Your task
Word for word, print each line of the listing below; pictures stay out.

Figure content listings
- - - - - - -

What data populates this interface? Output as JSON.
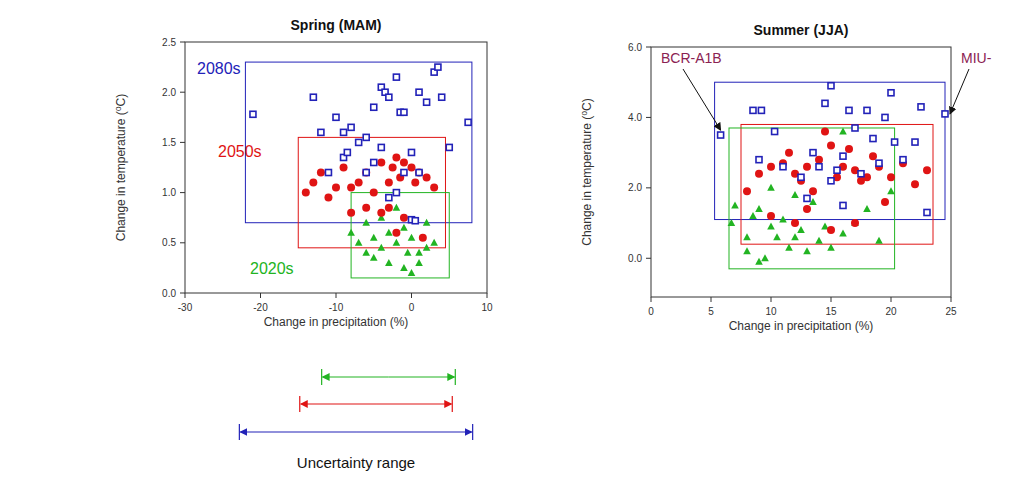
{
  "chart_data": [
    {
      "type": "scatter",
      "title": "Spring (MAM)",
      "x_label": "Change in precipitation (%)",
      "y_label": "Change in temperature (⁰C)",
      "xlim": [
        -30,
        10
      ],
      "ylim": [
        0,
        2.5
      ],
      "xticks": [
        -30,
        -20,
        -10,
        0,
        10
      ],
      "yticks": [
        {
          "value": 0,
          "label": "0.0"
        },
        {
          "value": 0.5,
          "label": "0.5"
        },
        {
          "value": 1,
          "label": "1.0"
        },
        {
          "value": 1.5,
          "label": "1.5"
        },
        {
          "value": 2,
          "label": "2.0"
        },
        {
          "value": 2.5,
          "label": "2.5"
        }
      ],
      "uncertainty_label": "Uncertainty range",
      "series": [
        {
          "name": "2080s",
          "color": "#2222b8",
          "marker": "square",
          "x": [
            -21,
            -13,
            -12,
            -10,
            -9,
            -8,
            -7,
            -6,
            -5,
            -4,
            -3.5,
            -3,
            -2,
            -1.5,
            -1,
            1,
            2,
            3,
            3.5,
            4,
            5,
            7.5,
            -9,
            -8.5,
            -6,
            -5,
            -3,
            -2,
            0,
            0.5,
            -11,
            0,
            1,
            -4,
            -1
          ],
          "values": [
            1.78,
            1.95,
            1.6,
            1.75,
            1.6,
            1.65,
            1.5,
            1.55,
            1.85,
            2.05,
            2.0,
            1.95,
            2.15,
            1.8,
            1.8,
            2.0,
            1.9,
            2.2,
            2.25,
            1.95,
            1.45,
            1.7,
            1.35,
            1.4,
            1.2,
            1.3,
            0.95,
            1.0,
            0.73,
            0.72,
            1.2,
            1.4,
            1.2,
            1.45,
            1.2
          ],
          "box": {
            "x": [
              -22,
              8
            ],
            "y": [
              0.7,
              2.3
            ]
          },
          "uncertainty_range": [
            -22.8,
            8.1
          ]
        },
        {
          "name": "2050s",
          "color": "#e01414",
          "marker": "circle",
          "x": [
            -14,
            -13,
            -12,
            -11,
            -10,
            -9,
            -8,
            -7,
            -6,
            -5,
            -4,
            -3,
            -2.5,
            -2,
            -1.5,
            -1,
            0,
            0.5,
            1,
            2,
            -3,
            -4,
            -1,
            -6,
            -2,
            1.5,
            3,
            -8
          ],
          "values": [
            1.0,
            1.1,
            1.2,
            0.95,
            1.05,
            1.25,
            1.05,
            1.1,
            1.2,
            1.0,
            1.3,
            1.1,
            1.25,
            1.35,
            1.15,
            1.3,
            1.25,
            1.1,
            1.2,
            1.15,
            0.85,
            0.8,
            0.75,
            0.85,
            0.6,
            0.55,
            1.05,
            0.8
          ],
          "box": {
            "x": [
              -15,
              4.5
            ],
            "y": [
              0.45,
              1.55
            ]
          },
          "uncertainty_range": [
            -14.8,
            5.4
          ]
        },
        {
          "name": "2020s",
          "color": "#22b422",
          "marker": "triangle",
          "x": [
            -8,
            -7,
            -6,
            -5,
            -4,
            -3,
            -2,
            -1,
            0,
            1,
            2,
            -5,
            -3,
            -1,
            0,
            1,
            3,
            -2,
            -4,
            2,
            -0.5,
            -6
          ],
          "values": [
            0.6,
            0.5,
            0.7,
            0.55,
            0.75,
            0.6,
            0.5,
            0.65,
            0.55,
            0.4,
            0.45,
            0.35,
            0.3,
            0.25,
            0.2,
            0.3,
            0.5,
            0.85,
            0.45,
            0.7,
            0.4,
            0.4
          ],
          "box": {
            "x": [
              -8,
              5
            ],
            "y": [
              0.15,
              1.0
            ]
          },
          "uncertainty_range": [
            -11.9,
            5.8
          ]
        }
      ]
    },
    {
      "type": "scatter",
      "title": "Summer (JJA)",
      "x_label": "Change in precipitation (%)",
      "y_label": "Change in temperature (⁰C)",
      "xlim": [
        0,
        25
      ],
      "ylim": [
        -1.1,
        6
      ],
      "xticks": [
        0,
        5,
        10,
        15,
        20,
        25
      ],
      "yticks": [
        {
          "value": 0,
          "label": "0.0"
        },
        {
          "value": 2,
          "label": "2.0"
        },
        {
          "value": 4,
          "label": "4.0"
        },
        {
          "value": 6,
          "label": "6.0"
        }
      ],
      "annotations": [
        {
          "text": "BCR-A1B",
          "x": 5.8,
          "y": 3.5
        },
        {
          "text": "MIU-",
          "x": 24.5,
          "y": 4.1
        }
      ],
      "series": [
        {
          "color": "#2222b8",
          "marker": "square",
          "x": [
            5.8,
            8.5,
            9.2,
            10.3,
            12.5,
            13,
            14,
            14.5,
            15,
            15.5,
            16,
            16.5,
            17,
            17.5,
            18,
            18.5,
            19.5,
            20,
            20.3,
            21,
            22,
            22.5,
            23,
            24.5,
            13.5,
            15,
            9,
            11,
            19,
            16
          ],
          "values": [
            3.5,
            4.2,
            4.2,
            3.6,
            2.3,
            1.7,
            2.6,
            4.4,
            4.9,
            2.5,
            2.9,
            4.2,
            3.7,
            2.4,
            4.2,
            3.4,
            4.0,
            4.7,
            3.3,
            2.8,
            3.3,
            4.3,
            1.3,
            4.1,
            3.0,
            2.2,
            2.8,
            2.6,
            2.7,
            1.5
          ],
          "box": {
            "x": [
              5.3,
              24.5
            ],
            "y": [
              1.1,
              5.0
            ]
          }
        },
        {
          "color": "#e01414",
          "marker": "circle",
          "x": [
            8,
            9,
            10,
            11,
            11.5,
            12,
            12.5,
            13,
            13.5,
            14,
            14.5,
            15,
            15.5,
            16,
            16.5,
            17,
            17.5,
            18,
            18.5,
            19,
            19.5,
            20,
            21,
            22,
            23,
            10,
            12,
            15,
            17,
            13
          ],
          "values": [
            1.9,
            2.4,
            2.6,
            2.7,
            3.0,
            2.4,
            2.2,
            2.6,
            1.9,
            2.8,
            3.6,
            3.2,
            2.3,
            2.6,
            3.1,
            2.5,
            2.2,
            2.3,
            2.9,
            2.6,
            1.6,
            2.3,
            2.7,
            2.1,
            2.5,
            1.2,
            1.0,
            0.8,
            1.0,
            1.4
          ],
          "box": {
            "x": [
              7.5,
              23.5
            ],
            "y": [
              0.4,
              3.8
            ]
          }
        },
        {
          "color": "#22b422",
          "marker": "triangle",
          "x": [
            7,
            8,
            8.5,
            9,
            9.5,
            10,
            10.5,
            11,
            11.5,
            12,
            12.5,
            13,
            13.5,
            14,
            14.5,
            15,
            16,
            17,
            18,
            19,
            20,
            8,
            9,
            10,
            12,
            16,
            6.7
          ],
          "values": [
            1.5,
            0.6,
            1.2,
            1.4,
            0.0,
            0.9,
            0.6,
            1.1,
            0.3,
            0.6,
            0.8,
            0.2,
            1.6,
            0.5,
            0.9,
            0.3,
            0.7,
            1.0,
            1.4,
            0.5,
            1.9,
            0.2,
            -0.1,
            2.0,
            1.8,
            3.6,
            1.0
          ],
          "box": {
            "x": [
              6.5,
              20.3
            ],
            "y": [
              -0.3,
              3.7
            ]
          }
        }
      ]
    }
  ]
}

- - - - - - -

Result of this task
What data populates this interface? Output as JSON.
{
  "chart_data": [
    {
      "type": "scatter",
      "title": "Spring (MAM)",
      "x_label": "Change in precipitation (%)",
      "y_label": "Change in temperature (⁰C)",
      "xlim": [
        -30,
        10
      ],
      "ylim": [
        0,
        2.5
      ],
      "xticks": [
        -30,
        -20,
        -10,
        0,
        10
      ],
      "yticks": [
        {
          "value": 0,
          "label": "0.0"
        },
        {
          "value": 0.5,
          "label": "0.5"
        },
        {
          "value": 1,
          "label": "1.0"
        },
        {
          "value": 1.5,
          "label": "1.5"
        },
        {
          "value": 2,
          "label": "2.0"
        },
        {
          "value": 2.5,
          "label": "2.5"
        }
      ],
      "uncertainty_label": "Uncertainty range",
      "series": [
        {
          "name": "2080s",
          "color": "#2222b8",
          "marker": "square",
          "x": [
            -21,
            -13,
            -12,
            -10,
            -9,
            -8,
            -7,
            -6,
            -5,
            -4,
            -3.5,
            -3,
            -2,
            -1.5,
            -1,
            1,
            2,
            3,
            3.5,
            4,
            5,
            7.5,
            -9,
            -8.5,
            -6,
            -5,
            -3,
            -2,
            0,
            0.5,
            -11,
            0,
            1,
            -4,
            -1
          ],
          "values": [
            1.78,
            1.95,
            1.6,
            1.75,
            1.6,
            1.65,
            1.5,
            1.55,
            1.85,
            2.05,
            2.0,
            1.95,
            2.15,
            1.8,
            1.8,
            2.0,
            1.9,
            2.2,
            2.25,
            1.95,
            1.45,
            1.7,
            1.35,
            1.4,
            1.2,
            1.3,
            0.95,
            1.0,
            0.73,
            0.72,
            1.2,
            1.4,
            1.2,
            1.45,
            1.2
          ],
          "box": {
            "x": [
              -22,
              8
            ],
            "y": [
              0.7,
              2.3
            ]
          },
          "uncertainty_range": [
            -22.8,
            8.1
          ]
        },
        {
          "name": "2050s",
          "color": "#e01414",
          "marker": "circle",
          "x": [
            -14,
            -13,
            -12,
            -11,
            -10,
            -9,
            -8,
            -7,
            -6,
            -5,
            -4,
            -3,
            -2.5,
            -2,
            -1.5,
            -1,
            0,
            0.5,
            1,
            2,
            -3,
            -4,
            -1,
            -6,
            -2,
            1.5,
            3,
            -8
          ],
          "values": [
            1.0,
            1.1,
            1.2,
            0.95,
            1.05,
            1.25,
            1.05,
            1.1,
            1.2,
            1.0,
            1.3,
            1.1,
            1.25,
            1.35,
            1.15,
            1.3,
            1.25,
            1.1,
            1.2,
            1.15,
            0.85,
            0.8,
            0.75,
            0.85,
            0.6,
            0.55,
            1.05,
            0.8
          ],
          "box": {
            "x": [
              -15,
              4.5
            ],
            "y": [
              0.45,
              1.55
            ]
          },
          "uncertainty_range": [
            -14.8,
            5.4
          ]
        },
        {
          "name": "2020s",
          "color": "#22b422",
          "marker": "triangle",
          "x": [
            -8,
            -7,
            -6,
            -5,
            -4,
            -3,
            -2,
            -1,
            0,
            1,
            2,
            -5,
            -3,
            -1,
            0,
            1,
            3,
            -2,
            -4,
            2,
            -0.5,
            -6
          ],
          "values": [
            0.6,
            0.5,
            0.7,
            0.55,
            0.75,
            0.6,
            0.5,
            0.65,
            0.55,
            0.4,
            0.45,
            0.35,
            0.3,
            0.25,
            0.2,
            0.3,
            0.5,
            0.85,
            0.45,
            0.7,
            0.4,
            0.4
          ],
          "box": {
            "x": [
              -8,
              5
            ],
            "y": [
              0.15,
              1.0
            ]
          },
          "uncertainty_range": [
            -11.9,
            5.8
          ]
        }
      ]
    },
    {
      "type": "scatter",
      "title": "Summer (JJA)",
      "x_label": "Change in precipitation (%)",
      "y_label": "Change in temperature (⁰C)",
      "xlim": [
        0,
        25
      ],
      "ylim": [
        -1.1,
        6
      ],
      "xticks": [
        0,
        5,
        10,
        15,
        20,
        25
      ],
      "yticks": [
        {
          "value": 0,
          "label": "0.0"
        },
        {
          "value": 2,
          "label": "2.0"
        },
        {
          "value": 4,
          "label": "4.0"
        },
        {
          "value": 6,
          "label": "6.0"
        }
      ],
      "annotations": [
        {
          "text": "BCR-A1B",
          "x": 5.8,
          "y": 3.5
        },
        {
          "text": "MIU-",
          "x": 24.5,
          "y": 4.1
        }
      ],
      "series": [
        {
          "color": "#2222b8",
          "marker": "square",
          "x": [
            5.8,
            8.5,
            9.2,
            10.3,
            12.5,
            13,
            14,
            14.5,
            15,
            15.5,
            16,
            16.5,
            17,
            17.5,
            18,
            18.5,
            19.5,
            20,
            20.3,
            21,
            22,
            22.5,
            23,
            24.5,
            13.5,
            15,
            9,
            11,
            19,
            16
          ],
          "values": [
            3.5,
            4.2,
            4.2,
            3.6,
            2.3,
            1.7,
            2.6,
            4.4,
            4.9,
            2.5,
            2.9,
            4.2,
            3.7,
            2.4,
            4.2,
            3.4,
            4.0,
            4.7,
            3.3,
            2.8,
            3.3,
            4.3,
            1.3,
            4.1,
            3.0,
            2.2,
            2.8,
            2.6,
            2.7,
            1.5
          ],
          "box": {
            "x": [
              5.3,
              24.5
            ],
            "y": [
              1.1,
              5.0
            ]
          }
        },
        {
          "color": "#e01414",
          "marker": "circle",
          "x": [
            8,
            9,
            10,
            11,
            11.5,
            12,
            12.5,
            13,
            13.5,
            14,
            14.5,
            15,
            15.5,
            16,
            16.5,
            17,
            17.5,
            18,
            18.5,
            19,
            19.5,
            20,
            21,
            22,
            23,
            10,
            12,
            15,
            17,
            13
          ],
          "values": [
            1.9,
            2.4,
            2.6,
            2.7,
            3.0,
            2.4,
            2.2,
            2.6,
            1.9,
            2.8,
            3.6,
            3.2,
            2.3,
            2.6,
            3.1,
            2.5,
            2.2,
            2.3,
            2.9,
            2.6,
            1.6,
            2.3,
            2.7,
            2.1,
            2.5,
            1.2,
            1.0,
            0.8,
            1.0,
            1.4
          ],
          "box": {
            "x": [
              7.5,
              23.5
            ],
            "y": [
              0.4,
              3.8
            ]
          }
        },
        {
          "color": "#22b422",
          "marker": "triangle",
          "x": [
            7,
            8,
            8.5,
            9,
            9.5,
            10,
            10.5,
            11,
            11.5,
            12,
            12.5,
            13,
            13.5,
            14,
            14.5,
            15,
            16,
            17,
            18,
            19,
            20,
            8,
            9,
            10,
            12,
            16,
            6.7
          ],
          "values": [
            1.5,
            0.6,
            1.2,
            1.4,
            0.0,
            0.9,
            0.6,
            1.1,
            0.3,
            0.6,
            0.8,
            0.2,
            1.6,
            0.5,
            0.9,
            0.3,
            0.7,
            1.0,
            1.4,
            0.5,
            1.9,
            0.2,
            -0.1,
            2.0,
            1.8,
            3.6,
            1.0
          ],
          "box": {
            "x": [
              6.5,
              20.3
            ],
            "y": [
              -0.3,
              3.7
            ]
          }
        }
      ]
    }
  ]
}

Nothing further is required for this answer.